Work to do: Gather each line in the entries that includes the string "Başvuru".

Records for this exercise:
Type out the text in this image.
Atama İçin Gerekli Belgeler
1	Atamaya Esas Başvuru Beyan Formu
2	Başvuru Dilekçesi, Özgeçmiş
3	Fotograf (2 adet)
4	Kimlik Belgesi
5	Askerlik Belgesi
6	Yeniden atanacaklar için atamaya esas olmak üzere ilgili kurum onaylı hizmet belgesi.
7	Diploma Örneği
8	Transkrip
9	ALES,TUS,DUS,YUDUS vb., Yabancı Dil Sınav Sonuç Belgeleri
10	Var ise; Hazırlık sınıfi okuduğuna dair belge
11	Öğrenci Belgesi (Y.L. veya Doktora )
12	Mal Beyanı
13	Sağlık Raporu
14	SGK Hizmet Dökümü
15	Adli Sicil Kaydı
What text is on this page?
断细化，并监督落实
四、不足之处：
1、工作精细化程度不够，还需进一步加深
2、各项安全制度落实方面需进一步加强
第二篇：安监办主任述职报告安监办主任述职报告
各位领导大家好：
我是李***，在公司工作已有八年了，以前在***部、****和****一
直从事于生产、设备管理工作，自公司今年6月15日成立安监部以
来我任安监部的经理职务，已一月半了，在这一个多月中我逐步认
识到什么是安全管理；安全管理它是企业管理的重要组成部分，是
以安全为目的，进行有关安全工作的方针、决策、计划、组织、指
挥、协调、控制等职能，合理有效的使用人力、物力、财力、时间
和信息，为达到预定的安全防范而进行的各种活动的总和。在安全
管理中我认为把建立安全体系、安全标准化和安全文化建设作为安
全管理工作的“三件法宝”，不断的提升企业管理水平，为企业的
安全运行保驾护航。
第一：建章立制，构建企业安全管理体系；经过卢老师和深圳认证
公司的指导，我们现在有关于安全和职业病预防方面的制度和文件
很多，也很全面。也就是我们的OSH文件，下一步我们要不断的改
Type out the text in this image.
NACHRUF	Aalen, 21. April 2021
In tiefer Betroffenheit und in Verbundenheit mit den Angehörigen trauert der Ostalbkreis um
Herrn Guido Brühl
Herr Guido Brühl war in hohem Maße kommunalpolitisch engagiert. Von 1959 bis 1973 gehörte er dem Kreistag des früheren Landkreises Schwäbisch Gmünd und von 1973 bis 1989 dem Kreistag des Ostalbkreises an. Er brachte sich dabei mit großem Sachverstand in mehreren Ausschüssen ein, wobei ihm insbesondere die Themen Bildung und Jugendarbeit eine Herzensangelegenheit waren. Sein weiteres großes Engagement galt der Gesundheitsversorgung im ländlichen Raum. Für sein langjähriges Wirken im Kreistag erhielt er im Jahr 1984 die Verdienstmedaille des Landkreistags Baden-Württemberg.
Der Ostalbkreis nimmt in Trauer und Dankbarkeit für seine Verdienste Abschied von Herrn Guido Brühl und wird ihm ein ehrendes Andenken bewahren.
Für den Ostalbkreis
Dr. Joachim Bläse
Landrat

Task result:
1	Atamaya Esas Başvuru Beyan Formu
2	Başvuru Dilekçesi, Özgeçmiş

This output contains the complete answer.